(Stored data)

** begin **

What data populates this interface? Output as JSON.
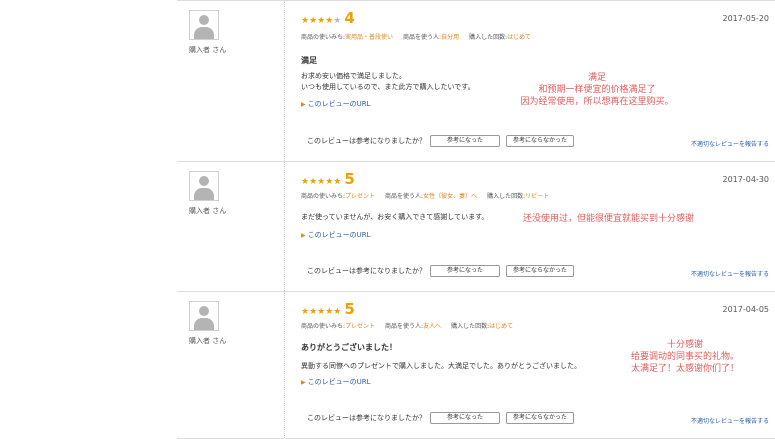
{
  "reviews": [
    {
      "reviewer": "購入者 さん",
      "stars_filled": 4,
      "stars_empty": 1,
      "stars_text": "★★★★",
      "stars_off_text": "★",
      "score": "4",
      "date": "2017-05-20",
      "meta": {
        "usage_label": "商品の使いみち:",
        "usage_value": "実用品・普段使い",
        "user_label": "商品を使う人:",
        "user_value": "自分用",
        "count_label": "購入した回数:",
        "count_value": "はじめて"
      },
      "title": "満足",
      "body": [
        "お求め安い価格で満足しました。",
        "いつも使用しているので、また此方で購入したいです。"
      ],
      "url_text": "このレビューのURL",
      "annotation": [
        "满足",
        "和预期一样便宜的价格满足了",
        "因为经常使用，所以想再在这里购买。"
      ],
      "helpful_question": "このレビューは参考になりましたか？",
      "helpful_yes": "参考になった",
      "helpful_no": "参考にならなかった",
      "report": "不適切なレビューを報告する"
    },
    {
      "reviewer": "購入者 さん",
      "stars_filled": 5,
      "stars_empty": 0,
      "stars_text": "★★★★★",
      "stars_off_text": "",
      "score": "5",
      "date": "2017-04-30",
      "meta": {
        "usage_label": "商品の使いみち:",
        "usage_value": "プレゼント",
        "user_label": "商品を使う人:",
        "user_value": "女性（彼女、妻）へ",
        "count_label": "購入した回数:",
        "count_value": "リピート"
      },
      "title": "",
      "body": [
        "まだ使っていませんが、お安く購入できて感謝しています。"
      ],
      "url_text": "このレビューのURL",
      "annotation": [
        "还没使用过，但能很便宜就能买到十分感谢"
      ],
      "helpful_question": "このレビューは参考になりましたか？",
      "helpful_yes": "参考になった",
      "helpful_no": "参考にならなかった",
      "report": "不適切なレビューを報告する"
    },
    {
      "reviewer": "購入者 さん",
      "stars_filled": 5,
      "stars_empty": 0,
      "stars_text": "★★★★★",
      "stars_off_text": "",
      "score": "5",
      "date": "2017-04-05",
      "meta": {
        "usage_label": "商品の使いみち:",
        "usage_value": "プレゼント",
        "user_label": "商品を使う人:",
        "user_value": "友人へ",
        "count_label": "購入した回数:",
        "count_value": "はじめて"
      },
      "title": "ありがとうございました！",
      "body": [
        "異動する同僚へのプレゼントで購入しました。大満足でした。ありがとうございました。"
      ],
      "url_text": "このレビューのURL",
      "annotation": [
        "十分感谢",
        "给要调动的同事买的礼物。",
        "太满足了！太感谢你们了！"
      ],
      "helpful_question": "このレビューは参考になりましたか？",
      "helpful_yes": "参考になった",
      "helpful_no": "参考にならなかった",
      "report": "不適切なレビューを報告する"
    }
  ]
}
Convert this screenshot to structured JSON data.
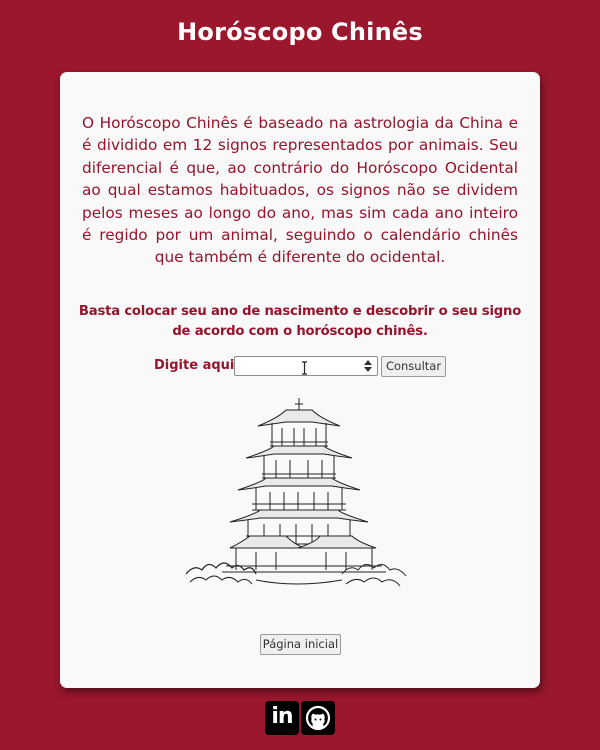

** end **

◆ Task instructions
Without the pictures, write out every entry precisely as it appears.

◆ Written answer
What data populates this interface? Output as JSON.
{
  "reviews": [
    {
      "reviewer": "購入者 さん",
      "stars_filled": 4,
      "stars_empty": 1,
      "stars_text": "★★★★",
      "stars_off_text": "★",
      "score": "4",
      "date": "2017-05-20",
      "meta": {
        "usage_label": "商品の使いみち:",
        "usage_value": "実用品・普段使い",
        "user_label": "商品を使う人:",
        "user_value": "自分用",
        "count_label": "購入した回数:",
        "count_value": "はじめて"
      },
      "title": "満足",
      "body": [
        "お求め安い価格で満足しました。",
        "いつも使用しているので、また此方で購入したいです。"
      ],
      "url_text": "このレビューのURL",
      "annotation": [
        "满足",
        "和预期一样便宜的价格满足了",
        "因为经常使用，所以想再在这里购买。"
      ],
      "helpful_question": "このレビューは参考になりましたか？",
      "helpful_yes": "参考になった",
      "helpful_no": "参考にならなかった",
      "report": "不適切なレビューを報告する"
    },
    {
      "reviewer": "購入者 さん",
      "stars_filled": 5,
      "stars_empty": 0,
      "stars_text": "★★★★★",
      "stars_off_text": "",
      "score": "5",
      "date": "2017-04-30",
      "meta": {
        "usage_label": "商品の使いみち:",
        "usage_value": "プレゼント",
        "user_label": "商品を使う人:",
        "user_value": "女性（彼女、妻）へ",
        "count_label": "購入した回数:",
        "count_value": "リピート"
      },
      "title": "",
      "body": [
        "まだ使っていませんが、お安く購入できて感謝しています。"
      ],
      "url_text": "このレビューのURL",
      "annotation": [
        "还没使用过，但能很便宜就能买到十分感谢"
      ],
      "helpful_question": "このレビューは参考になりましたか？",
      "helpful_yes": "参考になった",
      "helpful_no": "参考にならなかった",
      "report": "不適切なレビューを報告する"
    },
    {
      "reviewer": "購入者 さん",
      "stars_filled": 5,
      "stars_empty": 0,
      "stars_text": "★★★★★",
      "stars_off_text": "",
      "score": "5",
      "date": "2017-04-05",
      "meta": {
        "usage_label": "商品の使いみち:",
        "usage_value": "プレゼント",
        "user_label": "商品を使う人:",
        "user_value": "友人へ",
        "count_label": "購入した回数:",
        "count_value": "はじめて"
      },
      "title": "ありがとうございました！",
      "body": [
        "異動する同僚へのプレゼントで購入しました。大満足でした。ありがとうございました。"
      ],
      "url_text": "このレビューのURL",
      "annotation": [
        "十分感谢",
        "给要调动的同事买的礼物。",
        "太满足了！太感谢你们了！"
      ],
      "helpful_question": "このレビューは参考になりましたか？",
      "helpful_yes": "参考になった",
      "helpful_no": "参考にならなかった",
      "report": "不適切なレビューを報告する"
    }
  ]
}
Convert this screenshot to structured JSON data.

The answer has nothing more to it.